(Stored records)

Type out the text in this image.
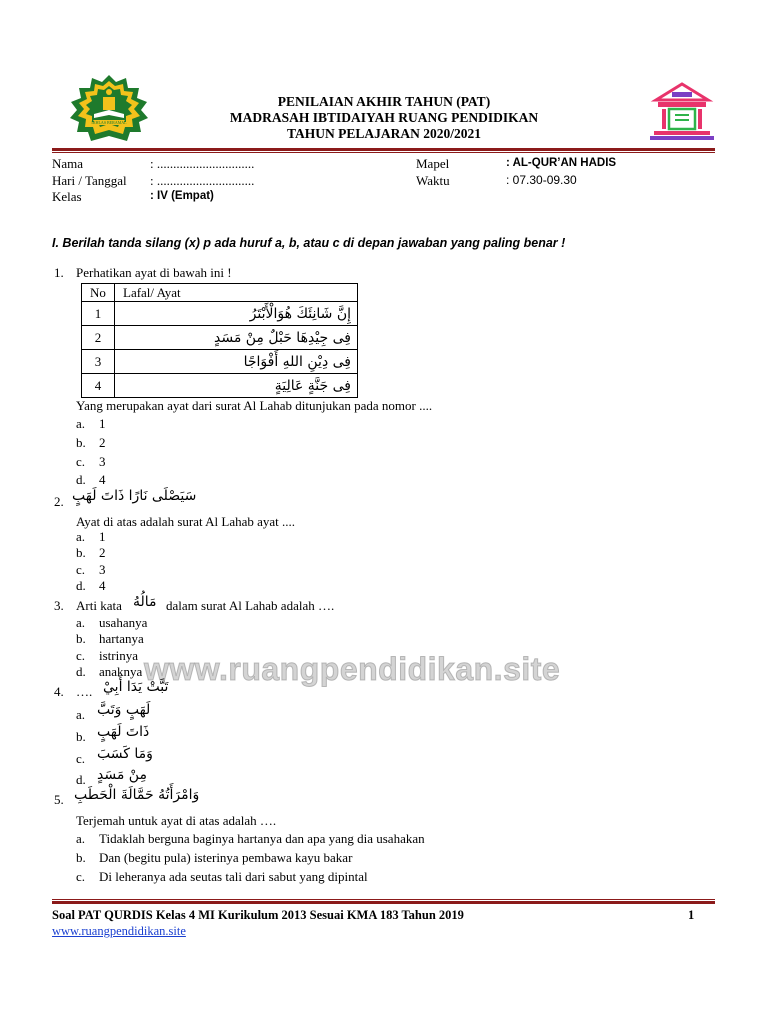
IKHLAS BERAMAL
PENILAIAN AKHIR TAHUN (PAT)
MADRASAH IBTIDAIYAH RUANG PENDIDIKAN
TAHUN PELAJARAN 2020/2021
Nama	: ..............................
Hari / Tanggal : ..............................
Kelas	: IV (Empat)
Mapel	: AL-QUR’AN HADIS
Waktu	: 07.30-09.30
I. Berilah tanda silang (x) p ada huruf a, b, atau c di depan jawaban yang paling benar !
1. Perhatikan ayat di bawah ini !
No	Lafal/ Ayat
1	إِنَّ شَانِئَكَ هُوَالْأَبْتَرُ
2	فِى جِيْدِهَا حَبْلٌ مِنْ مَسَدٍ
3	فِى دِيْنِ اللهِ أَفْوَاجًا
4	فِى جَنَّةٍ عَالِيَةٍ
Yang merupakan ayat dari surat Al Lahab ditunjukan pada nomor ....
a. 1
b. 2
c. 3
d. 4
2. سَيَصْلَى نَارًا ذَاتَ لَهَبٍ
Ayat di atas adalah surat Al Lahab ayat ....
a. 1
b. 2
c. 3
d. 4
3. Arti kata مَالُهُ dalam surat Al Lahab adalah ….
a. usahanya
b. hartanya
c. istrinya
d. anaknya www.ruangpendidikan.site
4. …. تَبَّتْ يَدَا أَبِيْ
a. لَهَبٍ وَتَبَّ
b. ذَاتَ لَهَبٍ
c. وَمَا كَسَبَ
d. مِنْ مَسَدٍ
5. وَامْرَأَتُهُ حَمَّالَةَ الْحَطَبِ
Terjemah untuk ayat di atas adalah ….
a. Tidaklah berguna baginya hartanya dan apa yang dia usahakan
b. Dan (begitu pula) isterinya pembawa kayu bakar
c. Di leheranya ada seutas tali dari sabut yang dipintal
Soal PAT QURDIS Kelas 4 MI Kurikulum 2013 Sesuai KMA 183 Tahun 2019	1
www.ruangpendidikan.site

● Work to be completed: Reproduce the records, all of them, word for word; omit the pictures.

● The output:
Type out the text in this image.
IKHLAS BERAMAL
PENILAIAN AKHIR TAHUN (PAT)
MADRASAH IBTIDAIYAH RUANG PENDIDIKAN
TAHUN PELAJARAN 2020/2021
Nama	: ..............................
Hari / Tanggal : ..............................
Kelas	: IV (Empat)
Mapel	: AL-QUR’AN HADIS
Waktu	: 07.30-09.30
I. Berilah tanda silang (x) p ada huruf a, b, atau c di depan jawaban yang paling benar !
1. Perhatikan ayat di bawah ini !
No	Lafal/ Ayat
1	إِنَّ شَانِئَكَ هُوَالْأَبْتَرُ
2	فِى جِيْدِهَا حَبْلٌ مِنْ مَسَدٍ
3	فِى دِيْنِ اللهِ أَفْوَاجًا
4	فِى جَنَّةٍ عَالِيَةٍ
Yang merupakan ayat dari surat Al Lahab ditunjukan pada nomor ....
a. 1
b. 2
c. 3
d. 4
2. سَيَصْلَى نَارًا ذَاتَ لَهَبٍ
Ayat di atas adalah surat Al Lahab ayat ....
a. 1
b. 2
c. 3
d. 4
3. Arti kata مَالُهُ dalam surat Al Lahab adalah ….
a. usahanya
b. hartanya
c. istrinya
d. anaknya www.ruangpendidikan.site
4. …. تَبَّتْ يَدَا أَبِيْ
a. لَهَبٍ وَتَبَّ
b. ذَاتَ لَهَبٍ
c. وَمَا كَسَبَ
d. مِنْ مَسَدٍ
5. وَامْرَأَتُهُ حَمَّالَةَ الْحَطَبِ
Terjemah untuk ayat di atas adalah ….
a. Tidaklah berguna baginya hartanya dan apa yang dia usahakan
b. Dan (begitu pula) isterinya pembawa kayu bakar
c. Di leheranya ada seutas tali dari sabut yang dipintal
Soal PAT QURDIS Kelas 4 MI Kurikulum 2013 Sesuai KMA 183 Tahun 2019	1
www.ruangpendidikan.site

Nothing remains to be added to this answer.